*Objective:* Please quote every line word for word.

— START —

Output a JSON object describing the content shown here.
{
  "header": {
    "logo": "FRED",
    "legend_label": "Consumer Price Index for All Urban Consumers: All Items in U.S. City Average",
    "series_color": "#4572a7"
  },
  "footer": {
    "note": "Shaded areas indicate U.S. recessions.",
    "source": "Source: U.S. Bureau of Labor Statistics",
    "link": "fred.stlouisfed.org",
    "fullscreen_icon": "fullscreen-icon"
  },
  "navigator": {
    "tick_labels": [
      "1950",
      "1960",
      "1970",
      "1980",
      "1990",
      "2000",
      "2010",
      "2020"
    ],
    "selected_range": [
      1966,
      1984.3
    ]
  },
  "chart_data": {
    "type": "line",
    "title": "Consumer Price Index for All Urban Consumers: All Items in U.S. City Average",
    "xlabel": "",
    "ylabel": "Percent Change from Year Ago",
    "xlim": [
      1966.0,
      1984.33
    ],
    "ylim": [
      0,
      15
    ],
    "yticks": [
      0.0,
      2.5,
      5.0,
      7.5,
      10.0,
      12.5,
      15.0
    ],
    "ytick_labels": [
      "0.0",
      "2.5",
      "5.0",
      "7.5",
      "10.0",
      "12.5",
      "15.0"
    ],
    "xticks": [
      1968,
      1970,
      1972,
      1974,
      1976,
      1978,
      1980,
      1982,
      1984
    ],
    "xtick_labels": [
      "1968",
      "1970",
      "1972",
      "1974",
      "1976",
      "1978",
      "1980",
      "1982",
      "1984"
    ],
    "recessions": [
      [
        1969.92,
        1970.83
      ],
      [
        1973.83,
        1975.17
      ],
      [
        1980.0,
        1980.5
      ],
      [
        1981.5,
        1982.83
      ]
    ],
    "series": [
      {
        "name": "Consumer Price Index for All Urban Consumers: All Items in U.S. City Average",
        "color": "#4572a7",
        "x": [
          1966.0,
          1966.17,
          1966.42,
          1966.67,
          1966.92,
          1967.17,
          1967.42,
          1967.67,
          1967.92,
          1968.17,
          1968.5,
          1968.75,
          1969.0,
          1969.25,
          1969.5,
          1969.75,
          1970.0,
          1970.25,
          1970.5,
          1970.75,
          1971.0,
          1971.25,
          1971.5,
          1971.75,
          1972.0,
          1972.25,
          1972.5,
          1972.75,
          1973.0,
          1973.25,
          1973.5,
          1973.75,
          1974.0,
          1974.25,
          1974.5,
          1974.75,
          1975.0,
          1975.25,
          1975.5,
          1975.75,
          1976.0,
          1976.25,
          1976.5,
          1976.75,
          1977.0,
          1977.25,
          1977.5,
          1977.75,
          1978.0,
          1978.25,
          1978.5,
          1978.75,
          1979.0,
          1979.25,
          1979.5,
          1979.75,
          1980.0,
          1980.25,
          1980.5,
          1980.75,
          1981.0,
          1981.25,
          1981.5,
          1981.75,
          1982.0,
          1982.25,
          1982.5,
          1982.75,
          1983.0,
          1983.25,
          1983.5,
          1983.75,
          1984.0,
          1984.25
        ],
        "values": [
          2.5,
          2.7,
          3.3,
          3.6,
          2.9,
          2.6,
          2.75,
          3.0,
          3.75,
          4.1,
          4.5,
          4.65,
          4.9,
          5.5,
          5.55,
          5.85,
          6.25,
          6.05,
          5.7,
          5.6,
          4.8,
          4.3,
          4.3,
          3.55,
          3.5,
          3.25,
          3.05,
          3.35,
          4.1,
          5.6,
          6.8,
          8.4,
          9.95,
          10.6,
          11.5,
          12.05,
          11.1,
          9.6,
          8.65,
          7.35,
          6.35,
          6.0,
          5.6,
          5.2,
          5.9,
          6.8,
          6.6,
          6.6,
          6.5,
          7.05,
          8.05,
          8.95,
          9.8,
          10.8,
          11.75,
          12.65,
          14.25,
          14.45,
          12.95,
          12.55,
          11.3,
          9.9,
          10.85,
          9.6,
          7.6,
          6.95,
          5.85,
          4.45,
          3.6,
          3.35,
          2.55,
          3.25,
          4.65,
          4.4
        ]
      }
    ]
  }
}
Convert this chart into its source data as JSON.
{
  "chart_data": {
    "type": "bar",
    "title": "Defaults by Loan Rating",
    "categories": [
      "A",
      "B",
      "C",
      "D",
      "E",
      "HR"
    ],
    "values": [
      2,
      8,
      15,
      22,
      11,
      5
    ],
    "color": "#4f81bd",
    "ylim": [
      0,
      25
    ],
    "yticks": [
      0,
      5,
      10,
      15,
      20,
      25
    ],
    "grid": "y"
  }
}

— END —

*The answer:*
Output a JSON object describing the content shown here.
{
  "header": {
    "logo": "FRED",
    "legend_label": "Consumer Price Index for All Urban Consumers: All Items in U.S. City Average",
    "series_color": "#4572a7"
  },
  "footer": {
    "note": "Shaded areas indicate U.S. recessions.",
    "source": "Source: U.S. Bureau of Labor Statistics",
    "link": "fred.stlouisfed.org",
    "fullscreen_icon": "fullscreen-icon"
  },
  "navigator": {
    "tick_labels": [
      "1950",
      "1960",
      "1970",
      "1980",
      "1990",
      "2000",
      "2010",
      "2020"
    ],
    "selected_range": [
      1966,
      1984.3
    ]
  },
  "chart_data": {
    "type": "line",
    "title": "Consumer Price Index for All Urban Consumers: All Items in U.S. City Average",
    "xlabel": "",
    "ylabel": "Percent Change from Year Ago",
    "xlim": [
      1966.0,
      1984.33
    ],
    "ylim": [
      0,
      15
    ],
    "yticks": [
      0.0,
      2.5,
      5.0,
      7.5,
      10.0,
      12.5,
      15.0
    ],
    "ytick_labels": [
      "0.0",
      "2.5",
      "5.0",
      "7.5",
      "10.0",
      "12.5",
      "15.0"
    ],
    "xticks": [
      1968,
      1970,
      1972,
      1974,
      1976,
      1978,
      1980,
      1982,
      1984
    ],
    "xtick_labels": [
      "1968",
      "1970",
      "1972",
      "1974",
      "1976",
      "1978",
      "1980",
      "1982",
      "1984"
    ],
    "recessions": [
      [
        1969.92,
        1970.83
      ],
      [
        1973.83,
        1975.17
      ],
      [
        1980.0,
        1980.5
      ],
      [
        1981.5,
        1982.83
      ]
    ],
    "series": [
      {
        "name": "Consumer Price Index for All Urban Consumers: All Items in U.S. City Average",
        "color": "#4572a7",
        "x": [
          1966.0,
          1966.17,
          1966.42,
          1966.67,
          1966.92,
          1967.17,
          1967.42,
          1967.67,
          1967.92,
          1968.17,
          1968.5,
          1968.75,
          1969.0,
          1969.25,
          1969.5,
          1969.75,
          1970.0,
          1970.25,
          1970.5,
          1970.75,
          1971.0,
          1971.25,
          1971.5,
          1971.75,
          1972.0,
          1972.25,
          1972.5,
          1972.75,
          1973.0,
          1973.25,
          1973.5,
          1973.75,
          1974.0,
          1974.25,
          1974.5,
          1974.75,
          1975.0,
          1975.25,
          1975.5,
          1975.75,
          1976.0,
          1976.25,
          1976.5,
          1976.75,
          1977.0,
          1977.25,
          1977.5,
          1977.75,
          1978.0,
          1978.25,
          1978.5,
          1978.75,
          1979.0,
          1979.25,
          1979.5,
          1979.75,
          1980.0,
          1980.25,
          1980.5,
          1980.75,
          1981.0,
          1981.25,
          1981.5,
          1981.75,
          1982.0,
          1982.25,
          1982.5,
          1982.75,
          1983.0,
          1983.25,
          1983.5,
          1983.75,
          1984.0,
          1984.25
        ],
        "values": [
          2.5,
          2.7,
          3.3,
          3.6,
          2.9,
          2.6,
          2.75,
          3.0,
          3.75,
          4.1,
          4.5,
          4.65,
          4.9,
          5.5,
          5.55,
          5.85,
          6.25,
          6.05,
          5.7,
          5.6,
          4.8,
          4.3,
          4.3,
          3.55,
          3.5,
          3.25,
          3.05,
          3.35,
          4.1,
          5.6,
          6.8,
          8.4,
          9.95,
          10.6,
          11.5,
          12.05,
          11.1,
          9.6,
          8.65,
          7.35,
          6.35,
          6.0,
          5.6,
          5.2,
          5.9,
          6.8,
          6.6,
          6.6,
          6.5,
          7.05,
          8.05,
          8.95,
          9.8,
          10.8,
          11.75,
          12.65,
          14.25,
          14.45,
          12.95,
          12.55,
          11.3,
          9.9,
          10.85,
          9.6,
          7.6,
          6.95,
          5.85,
          4.45,
          3.6,
          3.35,
          2.55,
          3.25,
          4.65,
          4.4
        ]
      }
    ]
  }
}
Convert this chart into its source data as JSON.
{
  "chart_data": {
    "type": "bar",
    "title": "Defaults by Loan Rating",
    "categories": [
      "A",
      "B",
      "C",
      "D",
      "E",
      "HR"
    ],
    "values": [
      2,
      8,
      15,
      22,
      11,
      5
    ],
    "color": "#4f81bd",
    "ylim": [
      0,
      25
    ],
    "yticks": [
      0,
      5,
      10,
      15,
      20,
      25
    ],
    "grid": "y"
  }
}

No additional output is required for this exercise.